# What is needed:
Retrieve every line of the data holding the word "color".

(Data items)
§ §

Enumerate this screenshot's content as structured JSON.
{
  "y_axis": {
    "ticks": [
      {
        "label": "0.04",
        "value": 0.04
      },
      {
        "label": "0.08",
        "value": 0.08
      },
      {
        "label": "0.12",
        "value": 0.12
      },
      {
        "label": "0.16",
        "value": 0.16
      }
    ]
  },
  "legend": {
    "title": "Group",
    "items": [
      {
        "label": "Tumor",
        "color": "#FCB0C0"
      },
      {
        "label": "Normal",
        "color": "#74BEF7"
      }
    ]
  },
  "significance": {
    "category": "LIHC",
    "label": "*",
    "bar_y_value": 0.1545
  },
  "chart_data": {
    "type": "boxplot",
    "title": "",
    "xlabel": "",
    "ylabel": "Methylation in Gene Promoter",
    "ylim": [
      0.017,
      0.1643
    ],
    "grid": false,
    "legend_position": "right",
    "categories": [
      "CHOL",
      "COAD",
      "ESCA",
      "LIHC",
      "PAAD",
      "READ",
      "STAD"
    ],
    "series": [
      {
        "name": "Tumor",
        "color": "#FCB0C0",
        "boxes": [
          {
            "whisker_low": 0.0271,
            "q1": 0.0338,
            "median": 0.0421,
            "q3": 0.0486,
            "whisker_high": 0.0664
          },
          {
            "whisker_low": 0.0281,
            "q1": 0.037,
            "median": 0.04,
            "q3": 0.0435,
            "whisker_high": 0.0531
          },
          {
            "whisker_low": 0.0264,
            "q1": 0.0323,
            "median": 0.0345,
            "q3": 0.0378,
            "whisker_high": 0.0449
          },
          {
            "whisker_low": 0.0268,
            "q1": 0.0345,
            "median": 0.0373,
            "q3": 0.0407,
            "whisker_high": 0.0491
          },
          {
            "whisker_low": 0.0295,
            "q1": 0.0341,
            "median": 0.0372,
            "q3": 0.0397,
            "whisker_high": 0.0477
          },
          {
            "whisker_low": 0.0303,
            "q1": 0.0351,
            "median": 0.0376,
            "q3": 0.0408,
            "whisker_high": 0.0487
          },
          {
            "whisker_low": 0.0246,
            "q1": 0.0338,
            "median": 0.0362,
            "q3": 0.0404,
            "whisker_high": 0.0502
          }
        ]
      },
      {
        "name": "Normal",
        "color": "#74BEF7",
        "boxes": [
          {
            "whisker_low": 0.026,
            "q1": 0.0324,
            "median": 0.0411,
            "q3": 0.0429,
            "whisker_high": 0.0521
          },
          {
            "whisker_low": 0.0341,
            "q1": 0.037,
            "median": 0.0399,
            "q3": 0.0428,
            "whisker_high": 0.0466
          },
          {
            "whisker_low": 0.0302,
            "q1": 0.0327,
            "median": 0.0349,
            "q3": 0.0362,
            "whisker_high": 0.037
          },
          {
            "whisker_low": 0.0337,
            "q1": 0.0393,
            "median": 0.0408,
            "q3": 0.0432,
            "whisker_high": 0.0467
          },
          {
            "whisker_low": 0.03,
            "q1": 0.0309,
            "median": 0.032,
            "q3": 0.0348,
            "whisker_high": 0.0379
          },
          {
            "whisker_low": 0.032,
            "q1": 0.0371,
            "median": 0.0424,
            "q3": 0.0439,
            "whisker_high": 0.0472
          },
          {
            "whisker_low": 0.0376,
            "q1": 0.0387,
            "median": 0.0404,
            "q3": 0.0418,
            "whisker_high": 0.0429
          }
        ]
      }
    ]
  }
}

§ §

# Output of the task:
        "color": "#FCB0C0"
        "color": "#74BEF7"
        "color": "#FCB0C0",
        "color": "#74BEF7",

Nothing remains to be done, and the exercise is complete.